> _DATASET_
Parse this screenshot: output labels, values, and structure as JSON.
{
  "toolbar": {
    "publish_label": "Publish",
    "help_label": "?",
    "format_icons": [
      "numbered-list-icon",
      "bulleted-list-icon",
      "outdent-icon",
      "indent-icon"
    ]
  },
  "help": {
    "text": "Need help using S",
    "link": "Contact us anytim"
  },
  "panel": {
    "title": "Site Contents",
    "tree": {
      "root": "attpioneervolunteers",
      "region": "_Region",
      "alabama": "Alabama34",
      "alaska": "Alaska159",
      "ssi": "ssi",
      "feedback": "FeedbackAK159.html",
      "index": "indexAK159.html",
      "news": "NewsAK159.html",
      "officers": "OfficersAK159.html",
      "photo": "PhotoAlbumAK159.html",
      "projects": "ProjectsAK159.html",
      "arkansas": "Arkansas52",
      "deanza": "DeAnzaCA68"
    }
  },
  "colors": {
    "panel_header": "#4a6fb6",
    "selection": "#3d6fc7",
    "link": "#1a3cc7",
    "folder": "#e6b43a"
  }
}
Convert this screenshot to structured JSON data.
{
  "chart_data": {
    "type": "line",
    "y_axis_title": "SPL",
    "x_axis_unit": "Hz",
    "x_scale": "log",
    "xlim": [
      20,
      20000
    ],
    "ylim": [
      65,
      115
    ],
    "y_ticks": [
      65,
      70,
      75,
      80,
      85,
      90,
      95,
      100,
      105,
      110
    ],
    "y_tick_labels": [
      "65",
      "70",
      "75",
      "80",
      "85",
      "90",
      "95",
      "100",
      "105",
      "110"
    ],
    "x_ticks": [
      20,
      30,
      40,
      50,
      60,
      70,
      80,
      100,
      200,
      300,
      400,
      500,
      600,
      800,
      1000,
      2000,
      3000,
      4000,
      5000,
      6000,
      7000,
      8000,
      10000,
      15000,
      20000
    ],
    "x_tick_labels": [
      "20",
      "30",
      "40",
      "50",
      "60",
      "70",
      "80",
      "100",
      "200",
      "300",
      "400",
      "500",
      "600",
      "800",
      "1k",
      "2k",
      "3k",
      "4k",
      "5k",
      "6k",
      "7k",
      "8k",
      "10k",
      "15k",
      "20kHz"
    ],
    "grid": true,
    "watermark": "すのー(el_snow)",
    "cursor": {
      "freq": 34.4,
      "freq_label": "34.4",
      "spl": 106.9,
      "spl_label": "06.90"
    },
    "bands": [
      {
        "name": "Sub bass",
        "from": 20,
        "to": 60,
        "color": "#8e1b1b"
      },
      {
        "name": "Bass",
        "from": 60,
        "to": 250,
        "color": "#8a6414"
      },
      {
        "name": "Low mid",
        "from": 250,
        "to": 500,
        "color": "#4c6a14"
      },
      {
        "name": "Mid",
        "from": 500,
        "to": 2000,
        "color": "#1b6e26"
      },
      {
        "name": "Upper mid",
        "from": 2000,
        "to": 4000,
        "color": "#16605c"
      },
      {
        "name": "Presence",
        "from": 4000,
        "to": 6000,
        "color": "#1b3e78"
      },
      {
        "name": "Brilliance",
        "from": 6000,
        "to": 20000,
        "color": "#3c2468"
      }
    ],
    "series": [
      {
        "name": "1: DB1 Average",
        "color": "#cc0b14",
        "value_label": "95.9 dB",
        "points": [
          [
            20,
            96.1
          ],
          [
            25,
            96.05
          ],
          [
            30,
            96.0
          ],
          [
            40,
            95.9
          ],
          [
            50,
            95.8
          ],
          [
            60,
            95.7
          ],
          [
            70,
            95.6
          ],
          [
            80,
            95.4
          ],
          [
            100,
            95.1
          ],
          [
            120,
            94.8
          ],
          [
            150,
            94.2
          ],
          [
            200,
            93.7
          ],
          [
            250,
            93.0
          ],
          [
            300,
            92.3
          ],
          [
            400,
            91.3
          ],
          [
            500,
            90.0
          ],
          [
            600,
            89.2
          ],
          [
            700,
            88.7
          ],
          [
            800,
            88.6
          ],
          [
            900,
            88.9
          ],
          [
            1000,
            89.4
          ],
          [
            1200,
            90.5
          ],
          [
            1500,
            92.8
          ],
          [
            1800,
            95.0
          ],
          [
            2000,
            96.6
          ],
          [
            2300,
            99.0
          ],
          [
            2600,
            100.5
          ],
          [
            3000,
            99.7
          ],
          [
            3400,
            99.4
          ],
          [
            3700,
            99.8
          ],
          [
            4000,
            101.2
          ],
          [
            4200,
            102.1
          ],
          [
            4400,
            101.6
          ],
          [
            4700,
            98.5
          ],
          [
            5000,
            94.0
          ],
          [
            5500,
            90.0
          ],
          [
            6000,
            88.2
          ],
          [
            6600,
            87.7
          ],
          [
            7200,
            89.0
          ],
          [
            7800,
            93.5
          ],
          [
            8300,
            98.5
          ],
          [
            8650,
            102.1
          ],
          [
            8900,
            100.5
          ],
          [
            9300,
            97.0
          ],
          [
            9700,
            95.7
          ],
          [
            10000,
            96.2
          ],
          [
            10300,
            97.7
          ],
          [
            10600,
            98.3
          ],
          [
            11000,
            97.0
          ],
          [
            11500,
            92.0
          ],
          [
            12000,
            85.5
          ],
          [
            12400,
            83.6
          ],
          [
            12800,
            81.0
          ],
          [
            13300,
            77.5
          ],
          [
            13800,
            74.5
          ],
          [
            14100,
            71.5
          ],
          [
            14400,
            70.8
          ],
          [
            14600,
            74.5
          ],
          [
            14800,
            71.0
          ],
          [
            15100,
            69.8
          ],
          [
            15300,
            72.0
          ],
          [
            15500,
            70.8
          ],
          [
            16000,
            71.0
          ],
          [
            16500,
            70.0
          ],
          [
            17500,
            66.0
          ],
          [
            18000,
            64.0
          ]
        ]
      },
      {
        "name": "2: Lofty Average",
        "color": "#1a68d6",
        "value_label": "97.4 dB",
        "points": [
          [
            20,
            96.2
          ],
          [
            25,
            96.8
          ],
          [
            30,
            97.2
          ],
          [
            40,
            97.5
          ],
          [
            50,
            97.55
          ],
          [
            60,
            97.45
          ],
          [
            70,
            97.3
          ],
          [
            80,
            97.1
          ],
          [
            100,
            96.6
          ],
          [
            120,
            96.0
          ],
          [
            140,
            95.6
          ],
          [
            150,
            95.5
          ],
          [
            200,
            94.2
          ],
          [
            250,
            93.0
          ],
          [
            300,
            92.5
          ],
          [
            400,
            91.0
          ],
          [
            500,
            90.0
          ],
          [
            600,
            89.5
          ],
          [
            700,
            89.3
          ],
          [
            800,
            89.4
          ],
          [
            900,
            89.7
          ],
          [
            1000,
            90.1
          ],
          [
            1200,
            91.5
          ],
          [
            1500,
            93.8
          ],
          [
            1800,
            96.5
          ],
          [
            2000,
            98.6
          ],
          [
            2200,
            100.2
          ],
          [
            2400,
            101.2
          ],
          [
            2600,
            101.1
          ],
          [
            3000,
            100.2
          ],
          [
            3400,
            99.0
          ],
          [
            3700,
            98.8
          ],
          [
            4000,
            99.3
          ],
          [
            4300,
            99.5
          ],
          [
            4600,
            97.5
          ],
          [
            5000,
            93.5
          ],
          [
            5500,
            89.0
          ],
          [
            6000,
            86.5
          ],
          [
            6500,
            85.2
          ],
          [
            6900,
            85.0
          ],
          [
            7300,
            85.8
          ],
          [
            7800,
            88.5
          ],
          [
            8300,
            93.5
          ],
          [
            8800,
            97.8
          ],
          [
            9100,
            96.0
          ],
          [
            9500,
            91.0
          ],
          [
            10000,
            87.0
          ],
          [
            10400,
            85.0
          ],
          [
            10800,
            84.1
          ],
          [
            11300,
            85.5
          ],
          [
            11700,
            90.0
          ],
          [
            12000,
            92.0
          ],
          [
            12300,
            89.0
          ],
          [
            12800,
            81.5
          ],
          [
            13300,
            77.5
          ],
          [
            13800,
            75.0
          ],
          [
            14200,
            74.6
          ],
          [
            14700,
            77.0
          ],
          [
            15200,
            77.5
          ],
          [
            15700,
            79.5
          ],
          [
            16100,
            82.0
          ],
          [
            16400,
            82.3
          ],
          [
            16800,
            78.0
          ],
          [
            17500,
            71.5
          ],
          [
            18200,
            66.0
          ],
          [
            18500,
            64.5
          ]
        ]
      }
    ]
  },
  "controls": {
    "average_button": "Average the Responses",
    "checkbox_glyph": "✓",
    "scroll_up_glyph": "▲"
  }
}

> _THE EXERCISE_
Return, from the data, each line that has the word "list" in it.

> _FINAL ANSWER_
      "numbered-list-icon",
      "bulleted-list-icon",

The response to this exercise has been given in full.